> [INPUT MATERIAL]:
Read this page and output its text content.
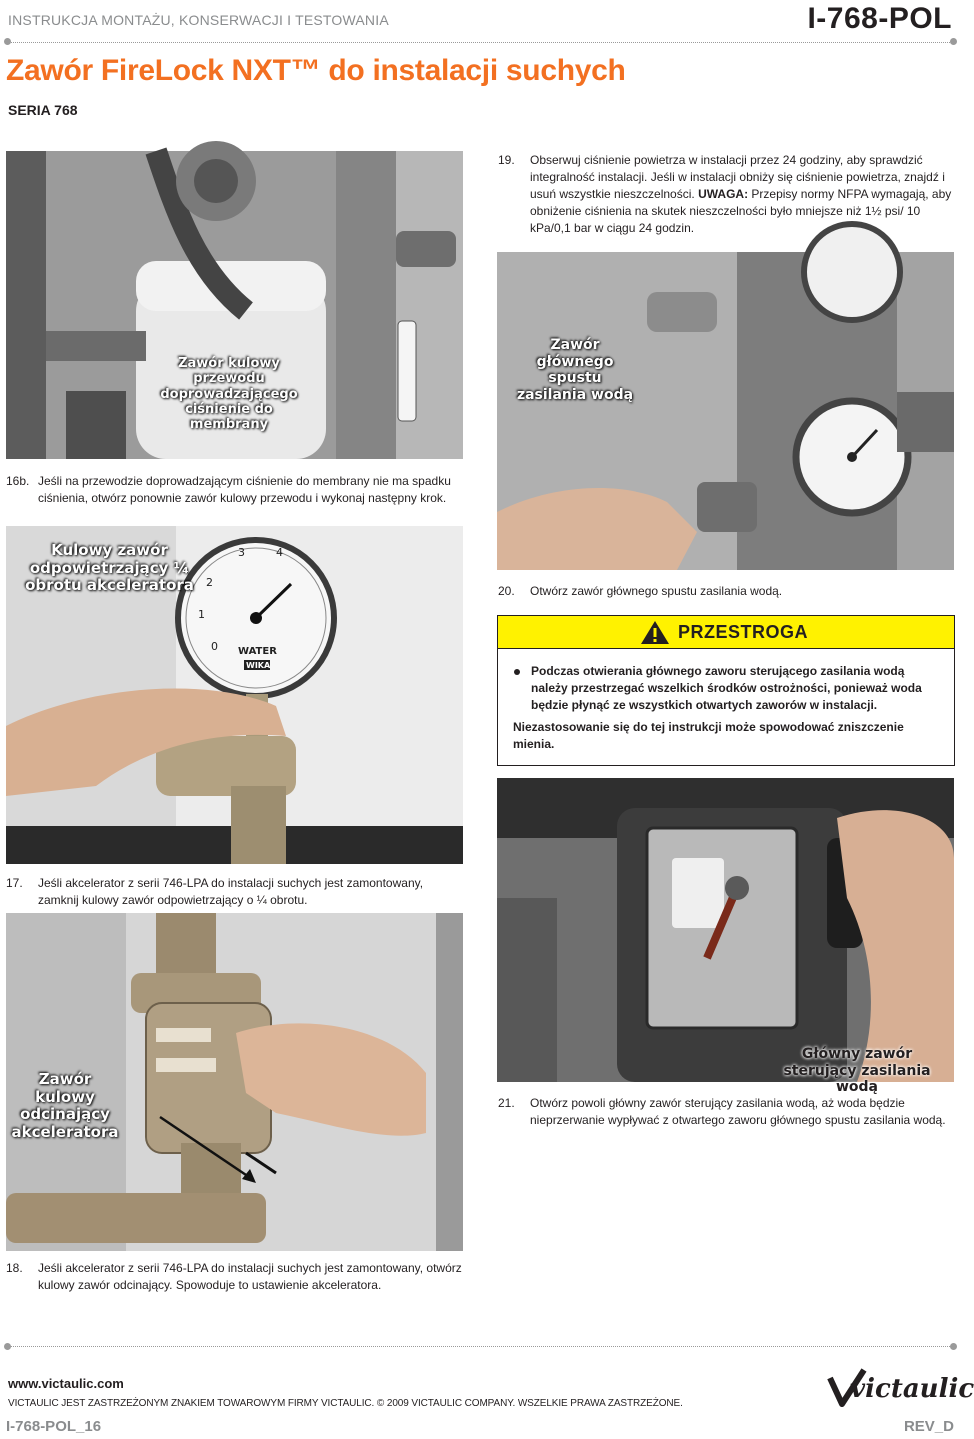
INSTRUKCJA MONTAŻU, KONSERWACJI I TESTOWANIA	I-768-POL
Zawór FireLock NXT™ do instalacji suchych
SERIA 768
Zawór kulowy przewodu doprowadzającego ciśnienie do membrany
19. Obserwuj ciśnienie powietrza w instalacji przez 24 godziny, aby sprawdzić integralność instalacji. Jeśli w instalacji obniży się ciśnienie powietrza, znajdź i usuń wszystkie nieszczelności. UWAGA: Przepisy normy NFPA wymagają, aby obniżenie ciśnienia na skutek nieszczelności było mniejsze niż 1½ psi/ 10 kPa/0,1 bar w ciągu 24 godzin.
Zawór głównego spustu zasilania wodą
16b. Jeśli na przewodzie doprowadzającym ciśnienie do membrany nie ma spadku ciśnienia, otwórz ponownie zawór kulowy przewodu i wykonaj następny krok.
3	4
2
1
0 WATER
WIKA
Kulowy zawór odpowietrzający ¼ obrotu akceleratora	20. Otwórz zawór głównego spustu zasilania wodą.
PRZESTROGA
Podczas otwierania głównego zaworu sterującego zasilania wodą należy przestrzegać wszelkich środków ostrożności, ponieważ woda będzie płynąć ze wszystkich otwartych zaworów w instalacji.
Niezastosowanie się do tej instrukcji może spowodować zniszczenie mienia.
Główny zawór sterujący zasilania wodą
17. Jeśli akcelerator z serii 746-LPA do instalacji suchych jest zamontowany, zamknij kulowy zawór odpowietrzający o ¼ obrotu.
Zawór kulowy odcinający akceleratora
21. Otwórz powoli główny zawór sterujący zasilania wodą, aż woda będzie nieprzerwanie wypływać z otwartego zaworu głównego spustu zasilania wodą.
18. Jeśli akcelerator z serii 746-LPA do instalacji suchych jest zamontowany, otwórz kulowy zawór odcinający. Spowoduje to ustawienie akceleratora.
www.victaulic.com
VICTAULIC JEST ZASTRZEŻONYM ZNAKIEM TOWAROWYM FIRMY VICTAULIC. © 2009 VICTAULIC COMPANY. WSZELKIE PRAWA ZASTRZEŻONE.
I-768-POL_16	REV_D
victaulic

> [THE TASK]: Every line above should be returned word for word, with the pictures left behind.

> [WORKED SOLUTION]:
Read this page and output its text content.
INSTRUKCJA MONTAŻU, KONSERWACJI I TESTOWANIA	I-768-POL
Zawór FireLock NXT™ do instalacji suchych
SERIA 768
Zawór kulowy przewodu doprowadzającego ciśnienie do membrany
19. Obserwuj ciśnienie powietrza w instalacji przez 24 godziny, aby sprawdzić integralność instalacji. Jeśli w instalacji obniży się ciśnienie powietrza, znajdź i usuń wszystkie nieszczelności. UWAGA: Przepisy normy NFPA wymagają, aby obniżenie ciśnienia na skutek nieszczelności było mniejsze niż 1½ psi/ 10 kPa/0,1 bar w ciągu 24 godzin.
Zawór głównego spustu zasilania wodą
16b. Jeśli na przewodzie doprowadzającym ciśnienie do membrany nie ma spadku ciśnienia, otwórz ponownie zawór kulowy przewodu i wykonaj następny krok.
3	4
2
1
0 WATER
WIKA
Kulowy zawór odpowietrzający ¼ obrotu akceleratora	20. Otwórz zawór głównego spustu zasilania wodą.
PRZESTROGA
Podczas otwierania głównego zaworu sterującego zasilania wodą należy przestrzegać wszelkich środków ostrożności, ponieważ woda będzie płynąć ze wszystkich otwartych zaworów w instalacji.
Niezastosowanie się do tej instrukcji może spowodować zniszczenie mienia.
Główny zawór sterujący zasilania wodą
17. Jeśli akcelerator z serii 746-LPA do instalacji suchych jest zamontowany, zamknij kulowy zawór odpowietrzający o ¼ obrotu.
Zawór kulowy odcinający akceleratora
21. Otwórz powoli główny zawór sterujący zasilania wodą, aż woda będzie nieprzerwanie wypływać z otwartego zaworu głównego spustu zasilania wodą.
18. Jeśli akcelerator z serii 746-LPA do instalacji suchych jest zamontowany, otwórz kulowy zawór odcinający. Spowoduje to ustawienie akceleratora.
www.victaulic.com
VICTAULIC JEST ZASTRZEŻONYM ZNAKIEM TOWAROWYM FIRMY VICTAULIC. © 2009 VICTAULIC COMPANY. WSZELKIE PRAWA ZASTRZEŻONE.
I-768-POL_16	REV_D
victaulic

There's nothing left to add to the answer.